◆ What to produce ◆
Restate the records in their entirety, word for word.

+++ Dataset entries

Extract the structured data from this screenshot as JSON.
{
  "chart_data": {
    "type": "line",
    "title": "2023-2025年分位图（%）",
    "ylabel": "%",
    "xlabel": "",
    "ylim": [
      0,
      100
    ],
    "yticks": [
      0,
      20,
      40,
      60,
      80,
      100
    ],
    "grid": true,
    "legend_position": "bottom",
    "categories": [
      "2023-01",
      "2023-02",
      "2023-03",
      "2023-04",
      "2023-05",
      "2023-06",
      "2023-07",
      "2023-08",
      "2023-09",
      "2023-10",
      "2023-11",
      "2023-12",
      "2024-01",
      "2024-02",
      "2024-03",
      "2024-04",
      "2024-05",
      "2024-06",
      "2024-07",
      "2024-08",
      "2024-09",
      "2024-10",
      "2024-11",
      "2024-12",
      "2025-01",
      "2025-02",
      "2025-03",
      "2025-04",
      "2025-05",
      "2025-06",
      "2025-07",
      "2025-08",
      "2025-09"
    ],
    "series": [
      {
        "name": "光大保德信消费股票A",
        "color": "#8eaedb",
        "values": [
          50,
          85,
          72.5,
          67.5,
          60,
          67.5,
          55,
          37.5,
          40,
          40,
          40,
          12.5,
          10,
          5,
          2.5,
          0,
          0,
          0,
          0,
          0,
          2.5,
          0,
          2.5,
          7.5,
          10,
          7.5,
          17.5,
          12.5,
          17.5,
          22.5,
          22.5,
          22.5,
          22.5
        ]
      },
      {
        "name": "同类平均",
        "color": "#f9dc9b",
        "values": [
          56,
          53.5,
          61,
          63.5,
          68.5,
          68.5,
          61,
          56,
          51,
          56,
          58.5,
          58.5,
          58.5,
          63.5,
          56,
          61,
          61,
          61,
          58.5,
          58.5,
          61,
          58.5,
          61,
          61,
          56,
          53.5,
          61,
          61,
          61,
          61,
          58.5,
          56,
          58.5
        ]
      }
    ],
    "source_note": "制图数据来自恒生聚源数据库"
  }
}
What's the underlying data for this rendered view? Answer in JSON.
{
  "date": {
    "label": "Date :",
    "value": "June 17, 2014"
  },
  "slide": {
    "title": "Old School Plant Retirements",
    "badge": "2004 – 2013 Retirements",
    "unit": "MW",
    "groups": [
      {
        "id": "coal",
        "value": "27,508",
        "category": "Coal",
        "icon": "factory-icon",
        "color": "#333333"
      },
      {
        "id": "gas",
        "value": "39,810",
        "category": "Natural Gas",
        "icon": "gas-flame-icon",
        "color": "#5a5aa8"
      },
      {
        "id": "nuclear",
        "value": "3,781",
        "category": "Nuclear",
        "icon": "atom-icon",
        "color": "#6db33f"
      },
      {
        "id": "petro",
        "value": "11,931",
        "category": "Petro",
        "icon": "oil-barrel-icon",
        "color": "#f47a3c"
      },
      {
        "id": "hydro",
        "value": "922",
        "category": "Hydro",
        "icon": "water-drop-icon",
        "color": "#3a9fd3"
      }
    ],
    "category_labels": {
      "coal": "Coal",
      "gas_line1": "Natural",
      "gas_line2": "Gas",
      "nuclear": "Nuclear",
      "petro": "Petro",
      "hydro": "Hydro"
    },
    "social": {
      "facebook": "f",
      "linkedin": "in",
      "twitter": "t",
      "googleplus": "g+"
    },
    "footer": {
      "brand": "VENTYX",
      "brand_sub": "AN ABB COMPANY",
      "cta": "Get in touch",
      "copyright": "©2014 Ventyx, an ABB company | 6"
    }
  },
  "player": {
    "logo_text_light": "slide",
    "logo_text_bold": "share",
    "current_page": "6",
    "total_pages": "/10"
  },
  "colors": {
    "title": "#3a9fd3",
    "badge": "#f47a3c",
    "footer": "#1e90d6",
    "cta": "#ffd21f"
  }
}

++++++

◆ Final result ◆
Extract the structured data from this screenshot as JSON.
{
  "chart_data": {
    "type": "line",
    "title": "2023-2025年分位图（%）",
    "ylabel": "%",
    "xlabel": "",
    "ylim": [
      0,
      100
    ],
    "yticks": [
      0,
      20,
      40,
      60,
      80,
      100
    ],
    "grid": true,
    "legend_position": "bottom",
    "categories": [
      "2023-01",
      "2023-02",
      "2023-03",
      "2023-04",
      "2023-05",
      "2023-06",
      "2023-07",
      "2023-08",
      "2023-09",
      "2023-10",
      "2023-11",
      "2023-12",
      "2024-01",
      "2024-02",
      "2024-03",
      "2024-04",
      "2024-05",
      "2024-06",
      "2024-07",
      "2024-08",
      "2024-09",
      "2024-10",
      "2024-11",
      "2024-12",
      "2025-01",
      "2025-02",
      "2025-03",
      "2025-04",
      "2025-05",
      "2025-06",
      "2025-07",
      "2025-08",
      "2025-09"
    ],
    "series": [
      {
        "name": "光大保德信消费股票A",
        "color": "#8eaedb",
        "values": [
          50,
          85,
          72.5,
          67.5,
          60,
          67.5,
          55,
          37.5,
          40,
          40,
          40,
          12.5,
          10,
          5,
          2.5,
          0,
          0,
          0,
          0,
          0,
          2.5,
          0,
          2.5,
          7.5,
          10,
          7.5,
          17.5,
          12.5,
          17.5,
          22.5,
          22.5,
          22.5,
          22.5
        ]
      },
      {
        "name": "同类平均",
        "color": "#f9dc9b",
        "values": [
          56,
          53.5,
          61,
          63.5,
          68.5,
          68.5,
          61,
          56,
          51,
          56,
          58.5,
          58.5,
          58.5,
          63.5,
          56,
          61,
          61,
          61,
          58.5,
          58.5,
          61,
          58.5,
          61,
          61,
          56,
          53.5,
          61,
          61,
          61,
          61,
          58.5,
          56,
          58.5
        ]
      }
    ],
    "source_note": "制图数据来自恒生聚源数据库"
  }
}
What's the underlying data for this rendered view? Answer in JSON.
{
  "date": {
    "label": "Date :",
    "value": "June 17, 2014"
  },
  "slide": {
    "title": "Old School Plant Retirements",
    "badge": "2004 – 2013 Retirements",
    "unit": "MW",
    "groups": [
      {
        "id": "coal",
        "value": "27,508",
        "category": "Coal",
        "icon": "factory-icon",
        "color": "#333333"
      },
      {
        "id": "gas",
        "value": "39,810",
        "category": "Natural Gas",
        "icon": "gas-flame-icon",
        "color": "#5a5aa8"
      },
      {
        "id": "nuclear",
        "value": "3,781",
        "category": "Nuclear",
        "icon": "atom-icon",
        "color": "#6db33f"
      },
      {
        "id": "petro",
        "value": "11,931",
        "category": "Petro",
        "icon": "oil-barrel-icon",
        "color": "#f47a3c"
      },
      {
        "id": "hydro",
        "value": "922",
        "category": "Hydro",
        "icon": "water-drop-icon",
        "color": "#3a9fd3"
      }
    ],
    "category_labels": {
      "coal": "Coal",
      "gas_line1": "Natural",
      "gas_line2": "Gas",
      "nuclear": "Nuclear",
      "petro": "Petro",
      "hydro": "Hydro"
    },
    "social": {
      "facebook": "f",
      "linkedin": "in",
      "twitter": "t",
      "googleplus": "g+"
    },
    "footer": {
      "brand": "VENTYX",
      "brand_sub": "AN ABB COMPANY",
      "cta": "Get in touch",
      "copyright": "©2014 Ventyx, an ABB company | 6"
    }
  },
  "player": {
    "logo_text_light": "slide",
    "logo_text_bold": "share",
    "current_page": "6",
    "total_pages": "/10"
  },
  "colors": {
    "title": "#3a9fd3",
    "badge": "#f47a3c",
    "footer": "#1e90d6",
    "cta": "#ffd21f"
  }
}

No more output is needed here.